▶ DATA RECORDS:
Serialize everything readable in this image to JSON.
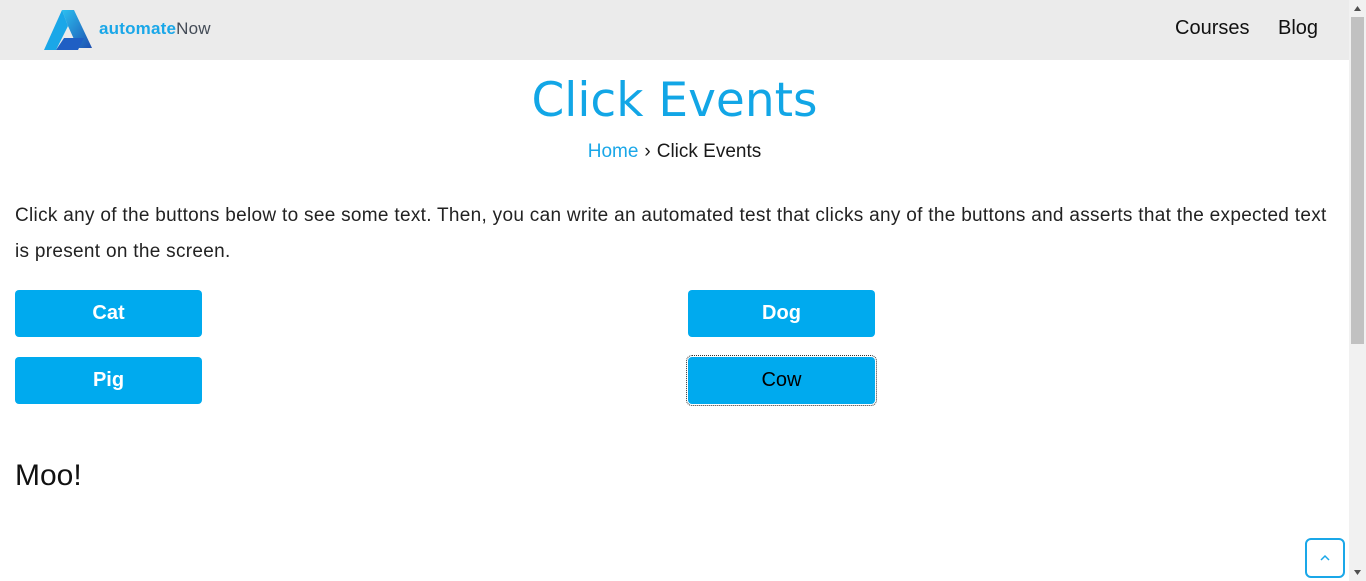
{
  "header": {
    "brand_part1": "automate",
    "brand_part2": "Now",
    "nav": [
      "Courses",
      "Blog"
    ]
  },
  "page": {
    "title": "Click Events",
    "breadcrumb": {
      "home": "Home",
      "separator": "›",
      "current": "Click Events"
    },
    "intro": "Click any of the buttons below to see some text. Then, you can write an automated test that clicks any of the buttons and asserts that the expected text is present on the screen."
  },
  "buttons": {
    "cat": "Cat",
    "dog": "Dog",
    "pig": "Pig",
    "cow": "Cow"
  },
  "result_text": "Moo!",
  "colors": {
    "accent": "#12a6e6",
    "button": "#00aaee",
    "header_bg": "#ebebeb"
  },
  "icons": {
    "logo": "automatenow-logo",
    "back_to_top": "chevron-up-icon"
  }
}
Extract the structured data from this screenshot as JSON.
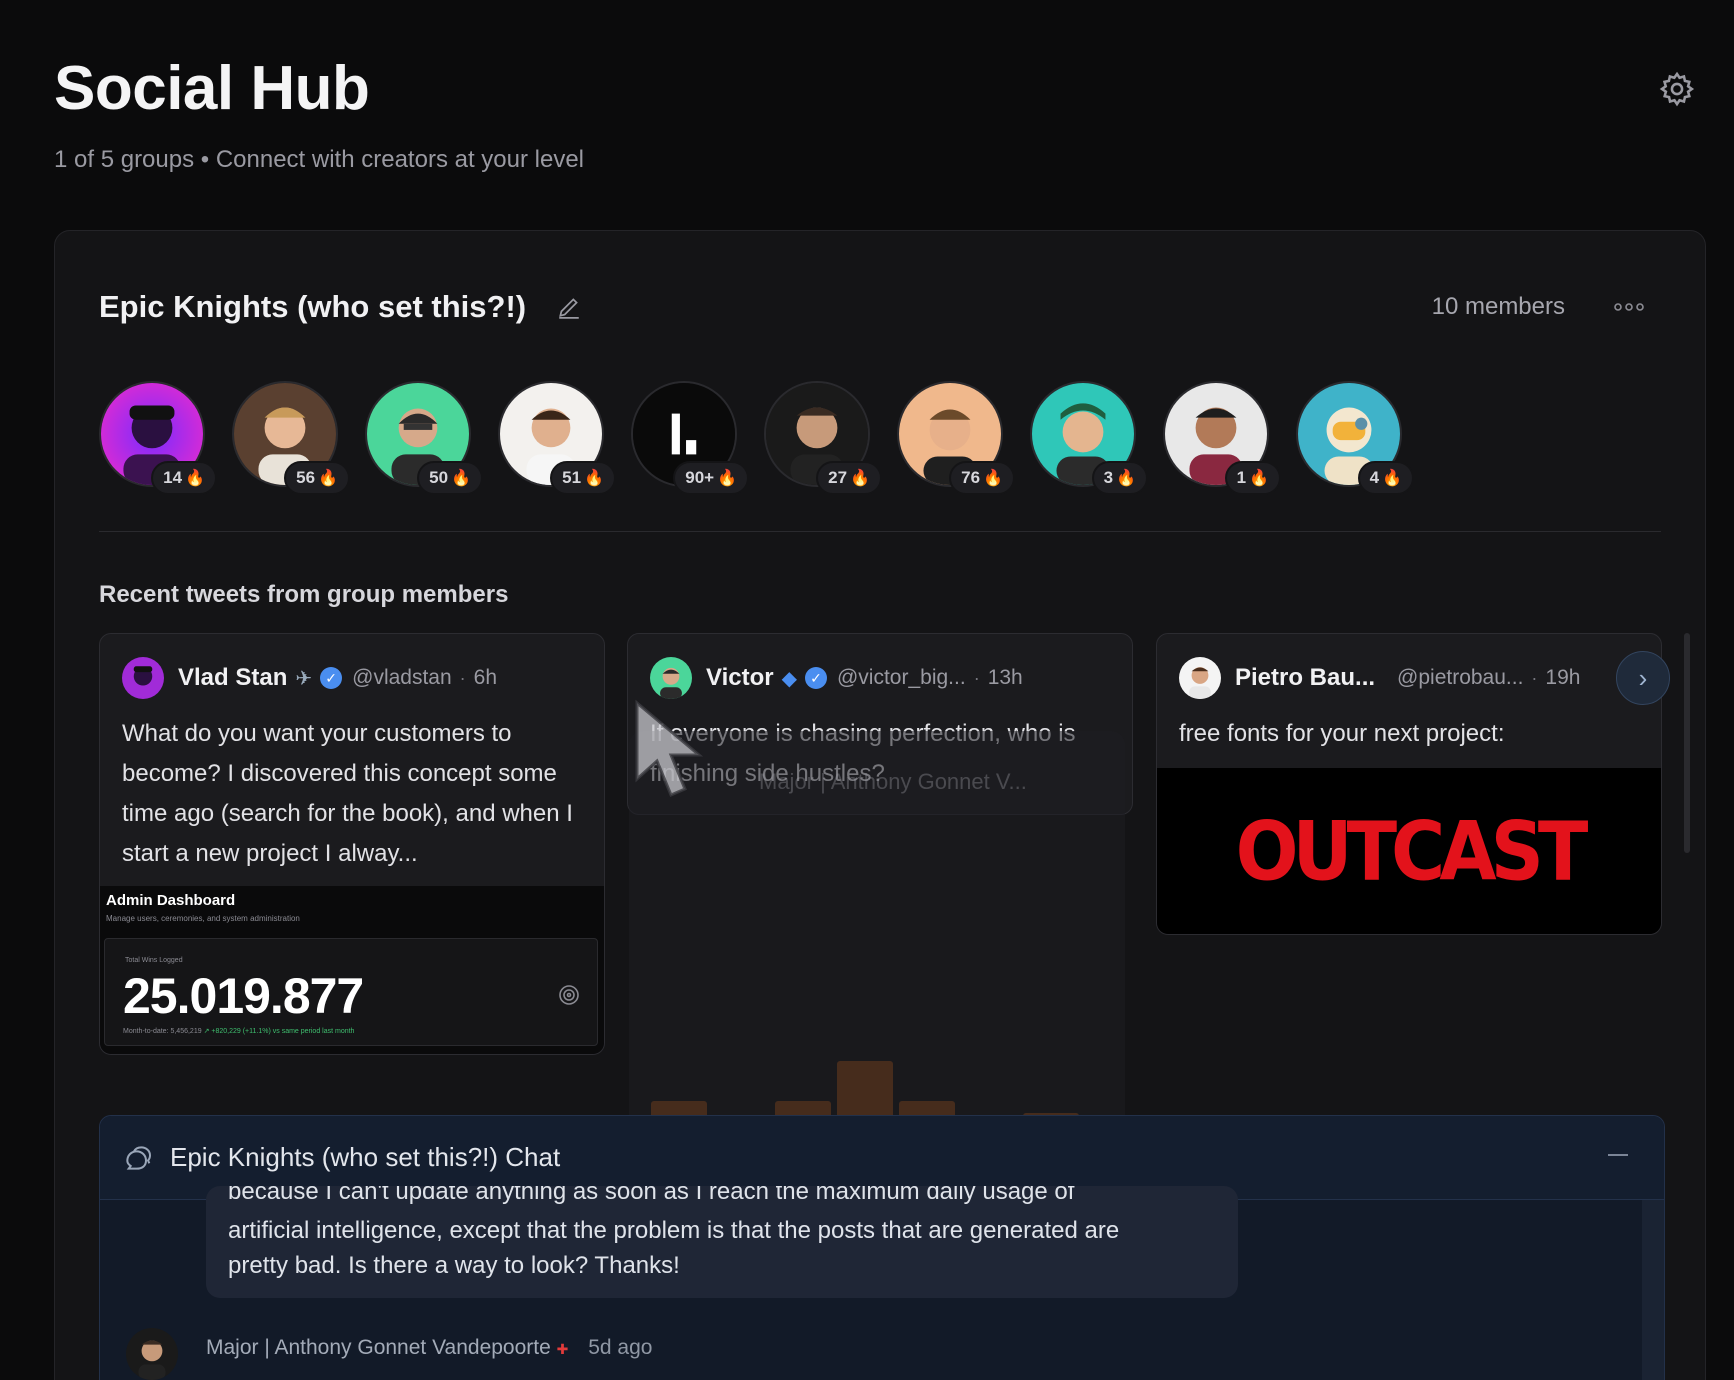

▶ GOAL: Reproduce all of the data exactly; the pictures do not belong in the copy.

▶ EXERCISE SOLUTION:
Serialize everything readable in this image to JSON.
{
  "header": {
    "brand_part1": "automate",
    "brand_part2": "Now",
    "nav": [
      "Courses",
      "Blog"
    ]
  },
  "page": {
    "title": "Click Events",
    "breadcrumb": {
      "home": "Home",
      "separator": "›",
      "current": "Click Events"
    },
    "intro": "Click any of the buttons below to see some text. Then, you can write an automated test that clicks any of the buttons and asserts that the expected text is present on the screen."
  },
  "buttons": {
    "cat": "Cat",
    "dog": "Dog",
    "pig": "Pig",
    "cow": "Cow"
  },
  "result_text": "Moo!",
  "colors": {
    "accent": "#12a6e6",
    "button": "#00aaee",
    "header_bg": "#ebebeb"
  },
  "icons": {
    "logo": "automatenow-logo",
    "back_to_top": "chevron-up-icon"
  }
}
Extract the structured data from this screenshot as JSON.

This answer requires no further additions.